◆ **What you will do**
Can you write out the whole listing exactly?
** start Data for processing **
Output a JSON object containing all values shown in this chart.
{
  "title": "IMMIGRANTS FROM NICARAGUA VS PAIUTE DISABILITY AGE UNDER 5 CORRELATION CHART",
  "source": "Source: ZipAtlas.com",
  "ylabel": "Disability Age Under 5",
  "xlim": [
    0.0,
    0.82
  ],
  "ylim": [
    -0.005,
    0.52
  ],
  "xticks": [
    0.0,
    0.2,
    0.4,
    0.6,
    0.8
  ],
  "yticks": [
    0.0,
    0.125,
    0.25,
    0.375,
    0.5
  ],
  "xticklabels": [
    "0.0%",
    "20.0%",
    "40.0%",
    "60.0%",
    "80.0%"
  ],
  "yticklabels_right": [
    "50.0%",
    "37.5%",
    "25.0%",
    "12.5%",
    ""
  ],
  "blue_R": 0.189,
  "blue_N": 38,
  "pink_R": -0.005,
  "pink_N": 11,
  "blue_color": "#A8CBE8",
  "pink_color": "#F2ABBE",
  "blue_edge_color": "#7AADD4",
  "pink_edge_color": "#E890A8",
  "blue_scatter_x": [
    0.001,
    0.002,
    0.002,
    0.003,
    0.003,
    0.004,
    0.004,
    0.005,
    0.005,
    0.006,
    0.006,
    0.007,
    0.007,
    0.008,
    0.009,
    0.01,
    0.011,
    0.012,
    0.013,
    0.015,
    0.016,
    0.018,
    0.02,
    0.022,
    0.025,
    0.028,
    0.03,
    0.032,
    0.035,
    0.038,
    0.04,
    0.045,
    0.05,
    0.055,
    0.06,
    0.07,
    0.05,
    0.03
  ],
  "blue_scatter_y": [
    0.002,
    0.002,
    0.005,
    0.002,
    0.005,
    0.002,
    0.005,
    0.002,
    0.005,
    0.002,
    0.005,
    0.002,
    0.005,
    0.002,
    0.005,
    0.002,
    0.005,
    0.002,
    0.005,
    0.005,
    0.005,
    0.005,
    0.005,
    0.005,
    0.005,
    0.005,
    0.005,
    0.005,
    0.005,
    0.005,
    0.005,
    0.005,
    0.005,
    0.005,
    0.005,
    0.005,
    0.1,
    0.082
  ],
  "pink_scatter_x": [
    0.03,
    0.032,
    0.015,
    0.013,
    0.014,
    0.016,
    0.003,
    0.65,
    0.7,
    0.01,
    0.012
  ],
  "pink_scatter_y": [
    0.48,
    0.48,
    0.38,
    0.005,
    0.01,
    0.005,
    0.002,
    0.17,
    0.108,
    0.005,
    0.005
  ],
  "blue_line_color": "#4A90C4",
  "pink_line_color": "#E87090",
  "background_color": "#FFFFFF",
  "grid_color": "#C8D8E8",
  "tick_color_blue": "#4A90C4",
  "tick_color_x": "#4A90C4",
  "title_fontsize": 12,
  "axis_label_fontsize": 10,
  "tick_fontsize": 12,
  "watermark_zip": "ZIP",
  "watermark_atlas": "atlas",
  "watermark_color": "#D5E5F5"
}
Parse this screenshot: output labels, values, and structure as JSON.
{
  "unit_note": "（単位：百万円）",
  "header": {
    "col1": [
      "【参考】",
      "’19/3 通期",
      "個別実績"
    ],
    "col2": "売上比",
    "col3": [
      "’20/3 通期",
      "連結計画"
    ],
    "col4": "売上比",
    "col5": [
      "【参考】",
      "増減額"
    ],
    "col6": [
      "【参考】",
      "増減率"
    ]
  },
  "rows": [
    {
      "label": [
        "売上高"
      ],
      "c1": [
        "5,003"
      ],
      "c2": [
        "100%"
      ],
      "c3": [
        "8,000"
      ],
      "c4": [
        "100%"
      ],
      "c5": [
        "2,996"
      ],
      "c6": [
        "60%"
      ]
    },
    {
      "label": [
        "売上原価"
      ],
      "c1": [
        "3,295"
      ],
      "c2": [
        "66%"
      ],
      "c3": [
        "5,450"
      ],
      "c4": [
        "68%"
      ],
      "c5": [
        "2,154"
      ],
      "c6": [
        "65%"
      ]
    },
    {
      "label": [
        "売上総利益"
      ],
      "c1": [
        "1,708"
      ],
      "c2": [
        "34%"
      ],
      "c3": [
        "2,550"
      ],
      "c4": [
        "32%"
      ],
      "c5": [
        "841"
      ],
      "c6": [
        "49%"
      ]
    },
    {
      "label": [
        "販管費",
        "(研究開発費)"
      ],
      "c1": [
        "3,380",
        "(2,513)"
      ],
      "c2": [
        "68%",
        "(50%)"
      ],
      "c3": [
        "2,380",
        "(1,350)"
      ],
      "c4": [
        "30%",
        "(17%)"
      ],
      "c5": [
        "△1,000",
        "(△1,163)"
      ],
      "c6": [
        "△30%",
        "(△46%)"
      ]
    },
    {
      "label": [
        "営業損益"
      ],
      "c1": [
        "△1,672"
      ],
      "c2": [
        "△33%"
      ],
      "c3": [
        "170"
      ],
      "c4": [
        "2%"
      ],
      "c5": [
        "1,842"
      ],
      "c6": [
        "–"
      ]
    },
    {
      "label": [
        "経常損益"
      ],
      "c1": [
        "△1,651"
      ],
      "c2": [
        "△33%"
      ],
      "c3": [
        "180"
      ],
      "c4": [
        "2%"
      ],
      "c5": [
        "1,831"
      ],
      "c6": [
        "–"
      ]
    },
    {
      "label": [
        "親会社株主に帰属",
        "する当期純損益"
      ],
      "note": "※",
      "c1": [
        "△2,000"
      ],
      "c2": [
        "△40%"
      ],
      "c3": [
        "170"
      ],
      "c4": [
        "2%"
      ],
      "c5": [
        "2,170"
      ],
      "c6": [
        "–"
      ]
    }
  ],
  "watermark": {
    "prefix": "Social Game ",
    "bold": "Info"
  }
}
** end Data for processing **
◆ **Exercise solution**
Output a JSON object containing all values shown in this chart.
{
  "title": "IMMIGRANTS FROM NICARAGUA VS PAIUTE DISABILITY AGE UNDER 5 CORRELATION CHART",
  "source": "Source: ZipAtlas.com",
  "ylabel": "Disability Age Under 5",
  "xlim": [
    0.0,
    0.82
  ],
  "ylim": [
    -0.005,
    0.52
  ],
  "xticks": [
    0.0,
    0.2,
    0.4,
    0.6,
    0.8
  ],
  "yticks": [
    0.0,
    0.125,
    0.25,
    0.375,
    0.5
  ],
  "xticklabels": [
    "0.0%",
    "20.0%",
    "40.0%",
    "60.0%",
    "80.0%"
  ],
  "yticklabels_right": [
    "50.0%",
    "37.5%",
    "25.0%",
    "12.5%",
    ""
  ],
  "blue_R": 0.189,
  "blue_N": 38,
  "pink_R": -0.005,
  "pink_N": 11,
  "blue_color": "#A8CBE8",
  "pink_color": "#F2ABBE",
  "blue_edge_color": "#7AADD4",
  "pink_edge_color": "#E890A8",
  "blue_scatter_x": [
    0.001,
    0.002,
    0.002,
    0.003,
    0.003,
    0.004,
    0.004,
    0.005,
    0.005,
    0.006,
    0.006,
    0.007,
    0.007,
    0.008,
    0.009,
    0.01,
    0.011,
    0.012,
    0.013,
    0.015,
    0.016,
    0.018,
    0.02,
    0.022,
    0.025,
    0.028,
    0.03,
    0.032,
    0.035,
    0.038,
    0.04,
    0.045,
    0.05,
    0.055,
    0.06,
    0.07,
    0.05,
    0.03
  ],
  "blue_scatter_y": [
    0.002,
    0.002,
    0.005,
    0.002,
    0.005,
    0.002,
    0.005,
    0.002,
    0.005,
    0.002,
    0.005,
    0.002,
    0.005,
    0.002,
    0.005,
    0.002,
    0.005,
    0.002,
    0.005,
    0.005,
    0.005,
    0.005,
    0.005,
    0.005,
    0.005,
    0.005,
    0.005,
    0.005,
    0.005,
    0.005,
    0.005,
    0.005,
    0.005,
    0.005,
    0.005,
    0.005,
    0.1,
    0.082
  ],
  "pink_scatter_x": [
    0.03,
    0.032,
    0.015,
    0.013,
    0.014,
    0.016,
    0.003,
    0.65,
    0.7,
    0.01,
    0.012
  ],
  "pink_scatter_y": [
    0.48,
    0.48,
    0.38,
    0.005,
    0.01,
    0.005,
    0.002,
    0.17,
    0.108,
    0.005,
    0.005
  ],
  "blue_line_color": "#4A90C4",
  "pink_line_color": "#E87090",
  "background_color": "#FFFFFF",
  "grid_color": "#C8D8E8",
  "tick_color_blue": "#4A90C4",
  "tick_color_x": "#4A90C4",
  "title_fontsize": 12,
  "axis_label_fontsize": 10,
  "tick_fontsize": 12,
  "watermark_zip": "ZIP",
  "watermark_atlas": "atlas",
  "watermark_color": "#D5E5F5"
}
Parse this screenshot: output labels, values, and structure as JSON.
{
  "unit_note": "（単位：百万円）",
  "header": {
    "col1": [
      "【参考】",
      "’19/3 通期",
      "個別実績"
    ],
    "col2": "売上比",
    "col3": [
      "’20/3 通期",
      "連結計画"
    ],
    "col4": "売上比",
    "col5": [
      "【参考】",
      "増減額"
    ],
    "col6": [
      "【参考】",
      "増減率"
    ]
  },
  "rows": [
    {
      "label": [
        "売上高"
      ],
      "c1": [
        "5,003"
      ],
      "c2": [
        "100%"
      ],
      "c3": [
        "8,000"
      ],
      "c4": [
        "100%"
      ],
      "c5": [
        "2,996"
      ],
      "c6": [
        "60%"
      ]
    },
    {
      "label": [
        "売上原価"
      ],
      "c1": [
        "3,295"
      ],
      "c2": [
        "66%"
      ],
      "c3": [
        "5,450"
      ],
      "c4": [
        "68%"
      ],
      "c5": [
        "2,154"
      ],
      "c6": [
        "65%"
      ]
    },
    {
      "label": [
        "売上総利益"
      ],
      "c1": [
        "1,708"
      ],
      "c2": [
        "34%"
      ],
      "c3": [
        "2,550"
      ],
      "c4": [
        "32%"
      ],
      "c5": [
        "841"
      ],
      "c6": [
        "49%"
      ]
    },
    {
      "label": [
        "販管費",
        "(研究開発費)"
      ],
      "c1": [
        "3,380",
        "(2,513)"
      ],
      "c2": [
        "68%",
        "(50%)"
      ],
      "c3": [
        "2,380",
        "(1,350)"
      ],
      "c4": [
        "30%",
        "(17%)"
      ],
      "c5": [
        "△1,000",
        "(△1,163)"
      ],
      "c6": [
        "△30%",
        "(△46%)"
      ]
    },
    {
      "label": [
        "営業損益"
      ],
      "c1": [
        "△1,672"
      ],
      "c2": [
        "△33%"
      ],
      "c3": [
        "170"
      ],
      "c4": [
        "2%"
      ],
      "c5": [
        "1,842"
      ],
      "c6": [
        "–"
      ]
    },
    {
      "label": [
        "経常損益"
      ],
      "c1": [
        "△1,651"
      ],
      "c2": [
        "△33%"
      ],
      "c3": [
        "180"
      ],
      "c4": [
        "2%"
      ],
      "c5": [
        "1,831"
      ],
      "c6": [
        "–"
      ]
    },
    {
      "label": [
        "親会社株主に帰属",
        "する当期純損益"
      ],
      "note": "※",
      "c1": [
        "△2,000"
      ],
      "c2": [
        "△40%"
      ],
      "c3": [
        "170"
      ],
      "c4": [
        "2%"
      ],
      "c5": [
        "2,170"
      ],
      "c6": [
        "–"
      ]
    }
  ],
  "watermark": {
    "prefix": "Social Game ",
    "bold": "Info"
  }
}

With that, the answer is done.